Record excerpts:

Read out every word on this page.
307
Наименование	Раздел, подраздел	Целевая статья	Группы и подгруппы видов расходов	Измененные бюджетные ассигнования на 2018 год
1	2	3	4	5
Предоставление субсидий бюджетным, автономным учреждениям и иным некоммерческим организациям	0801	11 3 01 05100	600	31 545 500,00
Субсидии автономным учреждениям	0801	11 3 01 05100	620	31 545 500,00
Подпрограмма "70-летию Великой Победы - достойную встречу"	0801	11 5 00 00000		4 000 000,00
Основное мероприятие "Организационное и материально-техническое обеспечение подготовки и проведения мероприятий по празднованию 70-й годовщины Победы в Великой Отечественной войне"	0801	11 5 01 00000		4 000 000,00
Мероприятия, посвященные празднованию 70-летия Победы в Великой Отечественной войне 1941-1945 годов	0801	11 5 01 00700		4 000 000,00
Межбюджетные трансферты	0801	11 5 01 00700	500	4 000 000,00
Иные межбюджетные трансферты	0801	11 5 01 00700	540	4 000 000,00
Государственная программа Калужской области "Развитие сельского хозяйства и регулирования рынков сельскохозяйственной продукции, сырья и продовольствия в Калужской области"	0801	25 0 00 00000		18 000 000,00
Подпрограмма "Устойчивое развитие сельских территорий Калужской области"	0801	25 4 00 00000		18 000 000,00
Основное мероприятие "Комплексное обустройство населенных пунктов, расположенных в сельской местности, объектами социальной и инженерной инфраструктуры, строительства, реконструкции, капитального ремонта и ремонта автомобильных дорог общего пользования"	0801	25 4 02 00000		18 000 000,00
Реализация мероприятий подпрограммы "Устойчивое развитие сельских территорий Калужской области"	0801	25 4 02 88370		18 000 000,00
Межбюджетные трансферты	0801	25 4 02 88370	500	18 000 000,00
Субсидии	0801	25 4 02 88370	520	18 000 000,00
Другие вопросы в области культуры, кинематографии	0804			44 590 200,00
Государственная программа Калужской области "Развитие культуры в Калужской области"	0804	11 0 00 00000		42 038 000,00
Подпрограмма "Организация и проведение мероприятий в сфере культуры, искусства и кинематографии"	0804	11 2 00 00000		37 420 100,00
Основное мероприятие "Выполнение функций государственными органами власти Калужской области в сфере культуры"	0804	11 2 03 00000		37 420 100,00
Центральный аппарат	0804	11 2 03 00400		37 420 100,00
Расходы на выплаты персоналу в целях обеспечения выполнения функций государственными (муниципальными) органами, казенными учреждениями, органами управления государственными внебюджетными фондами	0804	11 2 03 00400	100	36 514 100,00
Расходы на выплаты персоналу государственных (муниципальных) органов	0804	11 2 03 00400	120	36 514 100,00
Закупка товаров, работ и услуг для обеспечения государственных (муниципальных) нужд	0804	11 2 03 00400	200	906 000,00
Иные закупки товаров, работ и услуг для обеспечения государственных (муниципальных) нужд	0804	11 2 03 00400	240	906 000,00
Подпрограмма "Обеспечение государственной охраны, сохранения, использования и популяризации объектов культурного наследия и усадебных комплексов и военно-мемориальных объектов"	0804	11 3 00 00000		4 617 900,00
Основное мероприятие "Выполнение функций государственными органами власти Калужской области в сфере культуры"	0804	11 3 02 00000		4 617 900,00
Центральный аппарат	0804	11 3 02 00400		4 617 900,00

Exercise requirements:
Pull out each line of the entries that contains "персоналу".

Answer to the exercise:
Расходы на выплаты персоналу в целях обеспечения выполнения функций государственными (муниципальными) органами, казенными учреждениями, органами управления государственными внебюджетными фондами	0804	11 2 03 00400	100	36 514 100,00
Расходы на выплаты персоналу государственных (муниципальных) органов	0804	11 2 03 00400	120	36 514 100,00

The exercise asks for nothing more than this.